### CHALLENGE
Please reproduce every record, keeping each one exactly as written.

** BEGIN INFORMATION SHOWN **

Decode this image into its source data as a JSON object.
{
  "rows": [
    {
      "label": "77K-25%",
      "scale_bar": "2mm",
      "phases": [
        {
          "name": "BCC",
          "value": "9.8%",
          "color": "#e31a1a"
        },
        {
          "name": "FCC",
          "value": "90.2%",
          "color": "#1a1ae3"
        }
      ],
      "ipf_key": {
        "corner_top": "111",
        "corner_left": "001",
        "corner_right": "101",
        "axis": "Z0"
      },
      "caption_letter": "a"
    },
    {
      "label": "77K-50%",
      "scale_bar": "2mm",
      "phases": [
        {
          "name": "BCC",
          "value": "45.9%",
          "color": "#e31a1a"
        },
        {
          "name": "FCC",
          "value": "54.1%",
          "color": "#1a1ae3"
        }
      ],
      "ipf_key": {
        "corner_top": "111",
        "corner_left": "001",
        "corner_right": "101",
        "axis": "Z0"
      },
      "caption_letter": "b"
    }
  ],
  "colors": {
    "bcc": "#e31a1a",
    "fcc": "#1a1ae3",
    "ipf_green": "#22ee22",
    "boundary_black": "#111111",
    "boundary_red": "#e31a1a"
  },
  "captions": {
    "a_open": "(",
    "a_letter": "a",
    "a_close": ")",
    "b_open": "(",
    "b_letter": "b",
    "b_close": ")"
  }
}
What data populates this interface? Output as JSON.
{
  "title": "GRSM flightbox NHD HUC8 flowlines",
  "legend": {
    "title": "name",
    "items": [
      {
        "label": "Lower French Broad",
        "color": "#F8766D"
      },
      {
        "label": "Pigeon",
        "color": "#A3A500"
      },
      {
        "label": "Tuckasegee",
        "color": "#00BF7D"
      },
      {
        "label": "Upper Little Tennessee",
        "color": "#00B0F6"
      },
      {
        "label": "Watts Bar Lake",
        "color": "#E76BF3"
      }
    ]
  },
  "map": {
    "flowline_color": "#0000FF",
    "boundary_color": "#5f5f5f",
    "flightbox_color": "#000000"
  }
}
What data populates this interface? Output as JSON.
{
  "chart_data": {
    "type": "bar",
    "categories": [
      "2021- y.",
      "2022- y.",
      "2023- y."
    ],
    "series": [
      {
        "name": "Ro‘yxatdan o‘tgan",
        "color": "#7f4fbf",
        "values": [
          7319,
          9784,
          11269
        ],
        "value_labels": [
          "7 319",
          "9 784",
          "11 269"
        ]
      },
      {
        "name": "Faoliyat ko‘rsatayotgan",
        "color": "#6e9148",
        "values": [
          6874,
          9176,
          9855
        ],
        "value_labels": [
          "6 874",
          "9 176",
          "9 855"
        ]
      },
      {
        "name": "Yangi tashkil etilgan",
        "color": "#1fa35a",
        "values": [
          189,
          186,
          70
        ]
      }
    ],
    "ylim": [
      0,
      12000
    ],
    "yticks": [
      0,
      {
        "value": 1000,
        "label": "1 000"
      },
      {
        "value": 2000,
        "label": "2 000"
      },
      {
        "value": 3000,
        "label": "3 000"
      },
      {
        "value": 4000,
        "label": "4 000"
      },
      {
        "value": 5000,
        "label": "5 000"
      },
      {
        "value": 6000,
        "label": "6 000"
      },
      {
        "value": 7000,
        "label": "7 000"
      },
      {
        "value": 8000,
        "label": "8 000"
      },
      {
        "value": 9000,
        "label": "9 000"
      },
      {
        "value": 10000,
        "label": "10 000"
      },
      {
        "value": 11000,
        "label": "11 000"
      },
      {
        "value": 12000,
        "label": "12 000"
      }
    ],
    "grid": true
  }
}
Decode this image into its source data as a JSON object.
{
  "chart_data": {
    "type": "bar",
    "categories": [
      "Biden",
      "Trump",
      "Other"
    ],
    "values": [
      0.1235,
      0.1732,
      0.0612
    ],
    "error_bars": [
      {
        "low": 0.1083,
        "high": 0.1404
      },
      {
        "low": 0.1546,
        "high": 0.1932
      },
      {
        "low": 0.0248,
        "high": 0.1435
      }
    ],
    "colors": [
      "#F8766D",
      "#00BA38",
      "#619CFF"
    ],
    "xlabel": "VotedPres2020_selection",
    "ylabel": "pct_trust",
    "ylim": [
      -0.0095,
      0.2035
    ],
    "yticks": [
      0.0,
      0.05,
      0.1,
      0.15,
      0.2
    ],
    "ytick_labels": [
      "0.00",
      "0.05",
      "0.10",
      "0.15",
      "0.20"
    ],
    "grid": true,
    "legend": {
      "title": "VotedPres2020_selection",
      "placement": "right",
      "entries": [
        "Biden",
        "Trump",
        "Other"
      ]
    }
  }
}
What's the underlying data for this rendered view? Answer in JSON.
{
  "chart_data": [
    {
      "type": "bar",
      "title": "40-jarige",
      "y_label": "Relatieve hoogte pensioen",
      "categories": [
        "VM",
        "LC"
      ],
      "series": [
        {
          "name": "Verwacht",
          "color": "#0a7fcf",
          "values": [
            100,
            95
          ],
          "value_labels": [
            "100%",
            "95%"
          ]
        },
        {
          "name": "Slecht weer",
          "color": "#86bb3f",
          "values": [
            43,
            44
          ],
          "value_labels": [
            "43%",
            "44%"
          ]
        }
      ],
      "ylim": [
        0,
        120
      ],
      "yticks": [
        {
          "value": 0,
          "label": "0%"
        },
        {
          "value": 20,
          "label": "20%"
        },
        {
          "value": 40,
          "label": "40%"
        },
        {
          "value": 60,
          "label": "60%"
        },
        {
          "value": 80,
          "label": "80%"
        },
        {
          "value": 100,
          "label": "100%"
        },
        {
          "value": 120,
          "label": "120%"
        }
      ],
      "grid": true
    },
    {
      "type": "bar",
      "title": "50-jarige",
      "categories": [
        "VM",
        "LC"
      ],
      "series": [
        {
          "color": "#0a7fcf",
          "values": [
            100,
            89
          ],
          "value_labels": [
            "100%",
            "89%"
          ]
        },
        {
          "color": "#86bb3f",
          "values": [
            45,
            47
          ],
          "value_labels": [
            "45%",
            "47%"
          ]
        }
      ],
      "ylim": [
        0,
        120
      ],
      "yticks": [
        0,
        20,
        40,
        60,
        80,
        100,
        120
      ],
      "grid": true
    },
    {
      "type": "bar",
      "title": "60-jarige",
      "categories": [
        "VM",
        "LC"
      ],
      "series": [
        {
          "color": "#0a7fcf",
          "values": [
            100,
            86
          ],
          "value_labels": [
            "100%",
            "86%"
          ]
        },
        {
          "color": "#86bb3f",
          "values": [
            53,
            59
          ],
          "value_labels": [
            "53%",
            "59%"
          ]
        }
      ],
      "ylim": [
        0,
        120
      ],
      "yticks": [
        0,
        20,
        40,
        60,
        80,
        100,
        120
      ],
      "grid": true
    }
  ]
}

** END INFORMATION SHOWN **

### REPLY TO THE EXERCISE
Decode this image into its source data as a JSON object.
{
  "rows": [
    {
      "label": "77K-25%",
      "scale_bar": "2mm",
      "phases": [
        {
          "name": "BCC",
          "value": "9.8%",
          "color": "#e31a1a"
        },
        {
          "name": "FCC",
          "value": "90.2%",
          "color": "#1a1ae3"
        }
      ],
      "ipf_key": {
        "corner_top": "111",
        "corner_left": "001",
        "corner_right": "101",
        "axis": "Z0"
      },
      "caption_letter": "a"
    },
    {
      "label": "77K-50%",
      "scale_bar": "2mm",
      "phases": [
        {
          "name": "BCC",
          "value": "45.9%",
          "color": "#e31a1a"
        },
        {
          "name": "FCC",
          "value": "54.1%",
          "color": "#1a1ae3"
        }
      ],
      "ipf_key": {
        "corner_top": "111",
        "corner_left": "001",
        "corner_right": "101",
        "axis": "Z0"
      },
      "caption_letter": "b"
    }
  ],
  "colors": {
    "bcc": "#e31a1a",
    "fcc": "#1a1ae3",
    "ipf_green": "#22ee22",
    "boundary_black": "#111111",
    "boundary_red": "#e31a1a"
  },
  "captions": {
    "a_open": "(",
    "a_letter": "a",
    "a_close": ")",
    "b_open": "(",
    "b_letter": "b",
    "b_close": ")"
  }
}
What data populates this interface? Output as JSON.
{
  "title": "GRSM flightbox NHD HUC8 flowlines",
  "legend": {
    "title": "name",
    "items": [
      {
        "label": "Lower French Broad",
        "color": "#F8766D"
      },
      {
        "label": "Pigeon",
        "color": "#A3A500"
      },
      {
        "label": "Tuckasegee",
        "color": "#00BF7D"
      },
      {
        "label": "Upper Little Tennessee",
        "color": "#00B0F6"
      },
      {
        "label": "Watts Bar Lake",
        "color": "#E76BF3"
      }
    ]
  },
  "map": {
    "flowline_color": "#0000FF",
    "boundary_color": "#5f5f5f",
    "flightbox_color": "#000000"
  }
}
What data populates this interface? Output as JSON.
{
  "chart_data": {
    "type": "bar",
    "categories": [
      "2021- y.",
      "2022- y.",
      "2023- y."
    ],
    "series": [
      {
        "name": "Ro‘yxatdan o‘tgan",
        "color": "#7f4fbf",
        "values": [
          7319,
          9784,
          11269
        ],
        "value_labels": [
          "7 319",
          "9 784",
          "11 269"
        ]
      },
      {
        "name": "Faoliyat ko‘rsatayotgan",
        "color": "#6e9148",
        "values": [
          6874,
          9176,
          9855
        ],
        "value_labels": [
          "6 874",
          "9 176",
          "9 855"
        ]
      },
      {
        "name": "Yangi tashkil etilgan",
        "color": "#1fa35a",
        "values": [
          189,
          186,
          70
        ]
      }
    ],
    "ylim": [
      0,
      12000
    ],
    "yticks": [
      0,
      {
        "value": 1000,
        "label": "1 000"
      },
      {
        "value": 2000,
        "label": "2 000"
      },
      {
        "value": 3000,
        "label": "3 000"
      },
      {
        "value": 4000,
        "label": "4 000"
      },
      {
        "value": 5000,
        "label": "5 000"
      },
      {
        "value": 6000,
        "label": "6 000"
      },
      {
        "value": 7000,
        "label": "7 000"
      },
      {
        "value": 8000,
        "label": "8 000"
      },
      {
        "value": 9000,
        "label": "9 000"
      },
      {
        "value": 10000,
        "label": "10 000"
      },
      {
        "value": 11000,
        "label": "11 000"
      },
      {
        "value": 12000,
        "label": "12 000"
      }
    ],
    "grid": true
  }
}
Decode this image into its source data as a JSON object.
{
  "chart_data": {
    "type": "bar",
    "categories": [
      "Biden",
      "Trump",
      "Other"
    ],
    "values": [
      0.1235,
      0.1732,
      0.0612
    ],
    "error_bars": [
      {
        "low": 0.1083,
        "high": 0.1404
      },
      {
        "low": 0.1546,
        "high": 0.1932
      },
      {
        "low": 0.0248,
        "high": 0.1435
      }
    ],
    "colors": [
      "#F8766D",
      "#00BA38",
      "#619CFF"
    ],
    "xlabel": "VotedPres2020_selection",
    "ylabel": "pct_trust",
    "ylim": [
      -0.0095,
      0.2035
    ],
    "yticks": [
      0.0,
      0.05,
      0.1,
      0.15,
      0.2
    ],
    "ytick_labels": [
      "0.00",
      "0.05",
      "0.10",
      "0.15",
      "0.20"
    ],
    "grid": true,
    "legend": {
      "title": "VotedPres2020_selection",
      "placement": "right",
      "entries": [
        "Biden",
        "Trump",
        "Other"
      ]
    }
  }
}
What's the underlying data for this rendered view? Answer in JSON.
{
  "chart_data": [
    {
      "type": "bar",
      "title": "40-jarige",
      "y_label": "Relatieve hoogte pensioen",
      "categories": [
        "VM",
        "LC"
      ],
      "series": [
        {
          "name": "Verwacht",
          "color": "#0a7fcf",
          "values": [
            100,
            95
          ],
          "value_labels": [
            "100%",
            "95%"
          ]
        },
        {
          "name": "Slecht weer",
          "color": "#86bb3f",
          "values": [
            43,
            44
          ],
          "value_labels": [
            "43%",
            "44%"
          ]
        }
      ],
      "ylim": [
        0,
        120
      ],
      "yticks": [
        {
          "value": 0,
          "label": "0%"
        },
        {
          "value": 20,
          "label": "20%"
        },
        {
          "value": 40,
          "label": "40%"
        },
        {
          "value": 60,
          "label": "60%"
        },
        {
          "value": 80,
          "label": "80%"
        },
        {
          "value": 100,
          "label": "100%"
        },
        {
          "value": 120,
          "label": "120%"
        }
      ],
      "grid": true
    },
    {
      "type": "bar",
      "title": "50-jarige",
      "categories": [
        "VM",
        "LC"
      ],
      "series": [
        {
          "color": "#0a7fcf",
          "values": [
            100,
            89
          ],
          "value_labels": [
            "100%",
            "89%"
          ]
        },
        {
          "color": "#86bb3f",
          "values": [
            45,
            47
          ],
          "value_labels": [
            "45%",
            "47%"
          ]
        }
      ],
      "ylim": [
        0,
        120
      ],
      "yticks": [
        0,
        20,
        40,
        60,
        80,
        100,
        120
      ],
      "grid": true
    },
    {
      "type": "bar",
      "title": "60-jarige",
      "categories": [
        "VM",
        "LC"
      ],
      "series": [
        {
          "color": "#0a7fcf",
          "values": [
            100,
            86
          ],
          "value_labels": [
            "100%",
            "86%"
          ]
        },
        {
          "color": "#86bb3f",
          "values": [
            53,
            59
          ],
          "value_labels": [
            "53%",
            "59%"
          ]
        }
      ],
      "ylim": [
        0,
        120
      ],
      "yticks": [
        0,
        20,
        40,
        60,
        80,
        100,
        120
      ],
      "grid": true
    }
  ]
}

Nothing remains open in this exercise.